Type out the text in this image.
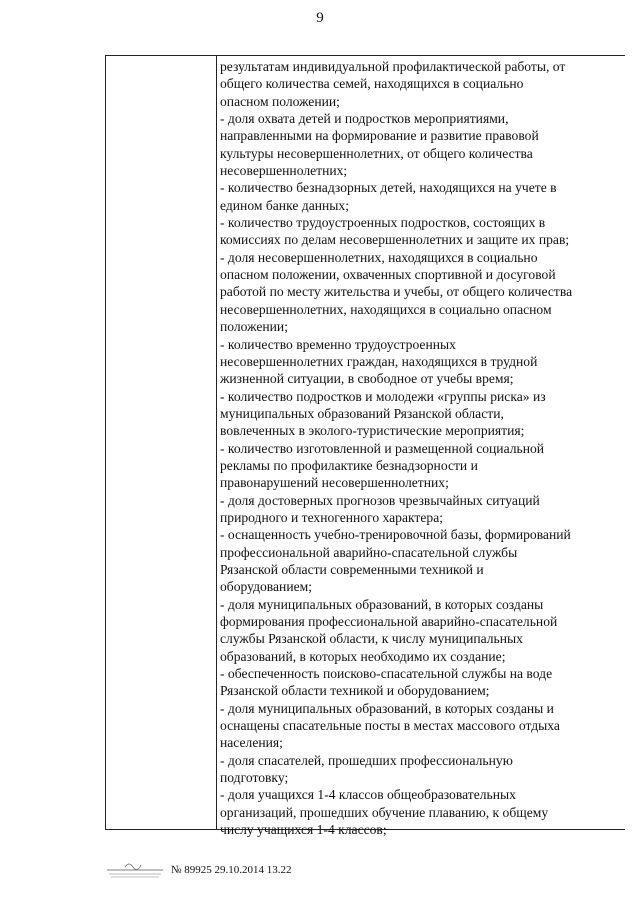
9
результатам индивидуальной профилактической работы, от
общего количества семей, находящихся в социально
опасном положении;
- доля охвата детей и подростков мероприятиями,
направленными на формирование и развитие правовой
культуры несовершеннолетних, от общего количества
несовершеннолетних;
- количество безнадзорных детей, находящихся на учете в
едином банке данных;
- количество трудоустроенных подростков, состоящих в
комиссиях по делам несовершеннолетних и защите их прав;
- доля несовершеннолетних, находящихся в социально
опасном положении, охваченных спортивной и досуговой
работой по месту жительства и учебы, от общего количества
несовершеннолетних, находящихся в социально опасном
положении;
- количество временно трудоустроенных
несовершеннолетних граждан, находящихся в трудной
жизненной ситуации, в свободное от учебы время;
- количество подростков и молодежи «группы риска» из
муниципальных образований Рязанской области,
вовлеченных в эколого-туристические мероприятия;
- количество изготовленной и размещенной социальной
рекламы по профилактике безнадзорности и
правонарушений несовершеннолетних;
- доля достоверных прогнозов чрезвычайных ситуаций
природного и техногенного характера;
- оснащенность учебно-тренировочной базы, формирований
профессиональной аварийно-спасательной службы
Рязанской области современными техникой и
оборудованием;
- доля муниципальных образований, в которых созданы
формирования профессиональной аварийно-спасательной
службы Рязанской области, к числу муниципальных
образований, в которых необходимо их создание;
- обеспеченность поисково-спасательной службы на воде
Рязанской области техникой и оборудованием;
- доля муниципальных образований, в которых созданы и
оснащены спасательные посты в местах массового отдыха
населения;
- доля спасателей, прошедших профессиональную
подготовку;
- доля учащихся 1-4 классов общеобразовательных
организаций, прошедших обучение плаванию, к общему
числу учащихся 1-4 классов;
№ 89925 29.10.2014 13.22
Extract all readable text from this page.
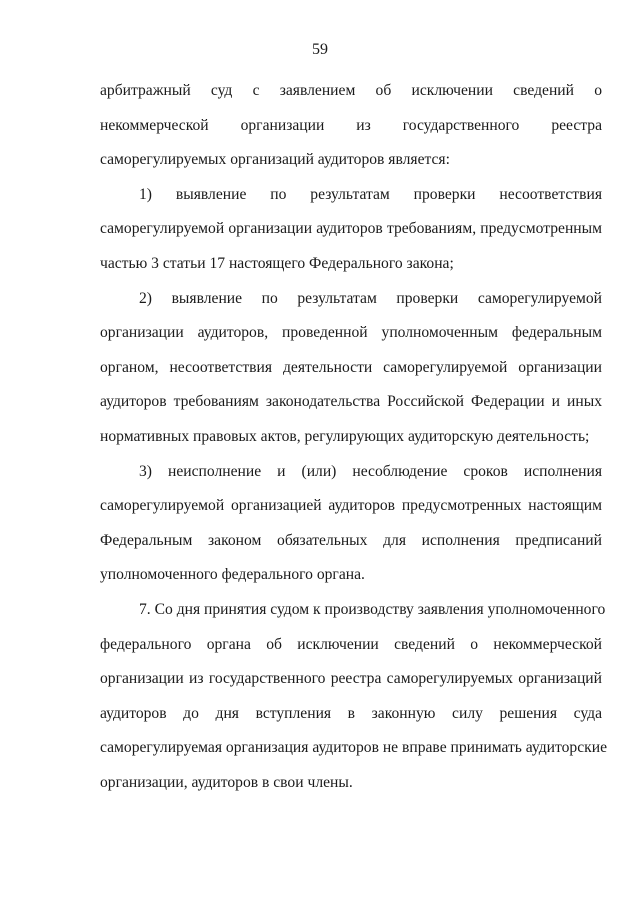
59
арбитражный суд с заявлением об исключении сведений о
некоммерческой организации из государственного реестра
саморегулируемых организаций аудиторов является:
1) выявление по результатам проверки несоответствия
саморегулируемой организации аудиторов требованиям, предусмотренным
частью 3 статьи 17 настоящего Федерального закона;
2) выявление по результатам проверки саморегулируемой
организации аудиторов, проведенной уполномоченным федеральным
органом, несоответствия деятельности саморегулируемой организации
аудиторов требованиям законодательства Российской Федерации и иных
нормативных правовых актов, регулирующих аудиторскую деятельность;
3) неисполнение и (или) несоблюдение сроков исполнения
саморегулируемой организацией аудиторов предусмотренных настоящим
Федеральным законом обязательных для исполнения предписаний
уполномоченного федерального органа.
7. Со дня принятия судом к производству заявления уполномоченного
федерального органа об исключении сведений о некоммерческой
организации из государственного реестра саморегулируемых организаций
аудиторов до дня вступления в законную силу решения суда
саморегулируемая организация аудиторов не вправе принимать аудиторские
организации, аудиторов в свои члены.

====

• [Required task] Reproduce the records, all of them, word for word; omit the pictures.

• [Answer to this problem]
Type out the text in this image.
9
результатам индивидуальной профилактической работы, от
общего количества семей, находящихся в социально
опасном положении;
- доля охвата детей и подростков мероприятиями,
направленными на формирование и развитие правовой
культуры несовершеннолетних, от общего количества
несовершеннолетних;
- количество безнадзорных детей, находящихся на учете в
едином банке данных;
- количество трудоустроенных подростков, состоящих в
комиссиях по делам несовершеннолетних и защите их прав;
- доля несовершеннолетних, находящихся в социально
опасном положении, охваченных спортивной и досуговой
работой по месту жительства и учебы, от общего количества
несовершеннолетних, находящихся в социально опасном
положении;
- количество временно трудоустроенных
несовершеннолетних граждан, находящихся в трудной
жизненной ситуации, в свободное от учебы время;
- количество подростков и молодежи «группы риска» из
муниципальных образований Рязанской области,
вовлеченных в эколого-туристические мероприятия;
- количество изготовленной и размещенной социальной
рекламы по профилактике безнадзорности и
правонарушений несовершеннолетних;
- доля достоверных прогнозов чрезвычайных ситуаций
природного и техногенного характера;
- оснащенность учебно-тренировочной базы, формирований
профессиональной аварийно-спасательной службы
Рязанской области современными техникой и
оборудованием;
- доля муниципальных образований, в которых созданы
формирования профессиональной аварийно-спасательной
службы Рязанской области, к числу муниципальных
образований, в которых необходимо их создание;
- обеспеченность поисково-спасательной службы на воде
Рязанской области техникой и оборудованием;
- доля муниципальных образований, в которых созданы и
оснащены спасательные посты в местах массового отдыха
населения;
- доля спасателей, прошедших профессиональную
подготовку;
- доля учащихся 1-4 классов общеобразовательных
организаций, прошедших обучение плаванию, к общему
числу учащихся 1-4 классов;
№ 89925 29.10.2014 13.22
Extract all readable text from this page.
59
арбитражный суд с заявлением об исключении сведений о
некоммерческой организации из государственного реестра
саморегулируемых организаций аудиторов является:
1) выявление по результатам проверки несоответствия
саморегулируемой организации аудиторов требованиям, предусмотренным
частью 3 статьи 17 настоящего Федерального закона;
2) выявление по результатам проверки саморегулируемой
организации аудиторов, проведенной уполномоченным федеральным
органом, несоответствия деятельности саморегулируемой организации
аудиторов требованиям законодательства Российской Федерации и иных
нормативных правовых актов, регулирующих аудиторскую деятельность;
3) неисполнение и (или) несоблюдение сроков исполнения
саморегулируемой организацией аудиторов предусмотренных настоящим
Федеральным законом обязательных для исполнения предписаний
уполномоченного федерального органа.
7. Со дня принятия судом к производству заявления уполномоченного
федерального органа об исключении сведений о некоммерческой
организации из государственного реестра саморегулируемых организаций
аудиторов до дня вступления в законную силу решения суда
саморегулируемая организация аудиторов не вправе принимать аудиторские
организации, аудиторов в свои члены.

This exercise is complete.